Repeat the material in full. Keep every line exactly as it is.
── Records for this task ──
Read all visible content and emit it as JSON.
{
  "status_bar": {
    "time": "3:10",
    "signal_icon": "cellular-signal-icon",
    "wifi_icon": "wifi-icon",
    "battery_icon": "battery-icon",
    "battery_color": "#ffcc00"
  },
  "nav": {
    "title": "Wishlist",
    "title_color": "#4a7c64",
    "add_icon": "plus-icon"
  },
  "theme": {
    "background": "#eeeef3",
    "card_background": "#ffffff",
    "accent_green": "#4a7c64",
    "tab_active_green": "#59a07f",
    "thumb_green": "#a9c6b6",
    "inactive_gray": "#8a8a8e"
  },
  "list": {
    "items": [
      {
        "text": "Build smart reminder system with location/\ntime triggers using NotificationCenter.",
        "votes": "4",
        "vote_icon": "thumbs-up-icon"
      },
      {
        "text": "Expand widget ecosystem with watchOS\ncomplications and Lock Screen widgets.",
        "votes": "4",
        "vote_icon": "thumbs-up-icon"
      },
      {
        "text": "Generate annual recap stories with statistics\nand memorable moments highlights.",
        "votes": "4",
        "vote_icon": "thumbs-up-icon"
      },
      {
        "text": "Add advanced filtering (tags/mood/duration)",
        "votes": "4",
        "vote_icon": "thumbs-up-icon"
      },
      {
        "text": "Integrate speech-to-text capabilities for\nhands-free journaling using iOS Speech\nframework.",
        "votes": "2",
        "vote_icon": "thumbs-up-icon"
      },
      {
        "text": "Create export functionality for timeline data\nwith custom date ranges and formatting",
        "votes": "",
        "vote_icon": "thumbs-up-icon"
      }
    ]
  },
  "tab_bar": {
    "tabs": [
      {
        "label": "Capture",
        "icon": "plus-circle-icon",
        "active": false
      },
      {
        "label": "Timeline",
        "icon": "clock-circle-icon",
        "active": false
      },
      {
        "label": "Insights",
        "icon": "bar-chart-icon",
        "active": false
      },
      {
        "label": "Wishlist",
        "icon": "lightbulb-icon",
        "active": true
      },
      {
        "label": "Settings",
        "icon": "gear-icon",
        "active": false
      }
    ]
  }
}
───
Result:
Read all visible content and emit it as JSON.
{
  "status_bar": {
    "time": "3:10",
    "signal_icon": "cellular-signal-icon",
    "wifi_icon": "wifi-icon",
    "battery_icon": "battery-icon",
    "battery_color": "#ffcc00"
  },
  "nav": {
    "title": "Wishlist",
    "title_color": "#4a7c64",
    "add_icon": "plus-icon"
  },
  "theme": {
    "background": "#eeeef3",
    "card_background": "#ffffff",
    "accent_green": "#4a7c64",
    "tab_active_green": "#59a07f",
    "thumb_green": "#a9c6b6",
    "inactive_gray": "#8a8a8e"
  },
  "list": {
    "items": [
      {
        "text": "Build smart reminder system with location/\ntime triggers using NotificationCenter.",
        "votes": "4",
        "vote_icon": "thumbs-up-icon"
      },
      {
        "text": "Expand widget ecosystem with watchOS\ncomplications and Lock Screen widgets.",
        "votes": "4",
        "vote_icon": "thumbs-up-icon"
      },
      {
        "text": "Generate annual recap stories with statistics\nand memorable moments highlights.",
        "votes": "4",
        "vote_icon": "thumbs-up-icon"
      },
      {
        "text": "Add advanced filtering (tags/mood/duration)",
        "votes": "4",
        "vote_icon": "thumbs-up-icon"
      },
      {
        "text": "Integrate speech-to-text capabilities for\nhands-free journaling using iOS Speech\nframework.",
        "votes": "2",
        "vote_icon": "thumbs-up-icon"
      },
      {
        "text": "Create export functionality for timeline data\nwith custom date ranges and formatting",
        "votes": "",
        "vote_icon": "thumbs-up-icon"
      }
    ]
  },
  "tab_bar": {
    "tabs": [
      {
        "label": "Capture",
        "icon": "plus-circle-icon",
        "active": false
      },
      {
        "label": "Timeline",
        "icon": "clock-circle-icon",
        "active": false
      },
      {
        "label": "Insights",
        "icon": "bar-chart-icon",
        "active": false
      },
      {
        "label": "Wishlist",
        "icon": "lightbulb-icon",
        "active": true
      },
      {
        "label": "Settings",
        "icon": "gear-icon",
        "active": false
      }
    ]
  }
}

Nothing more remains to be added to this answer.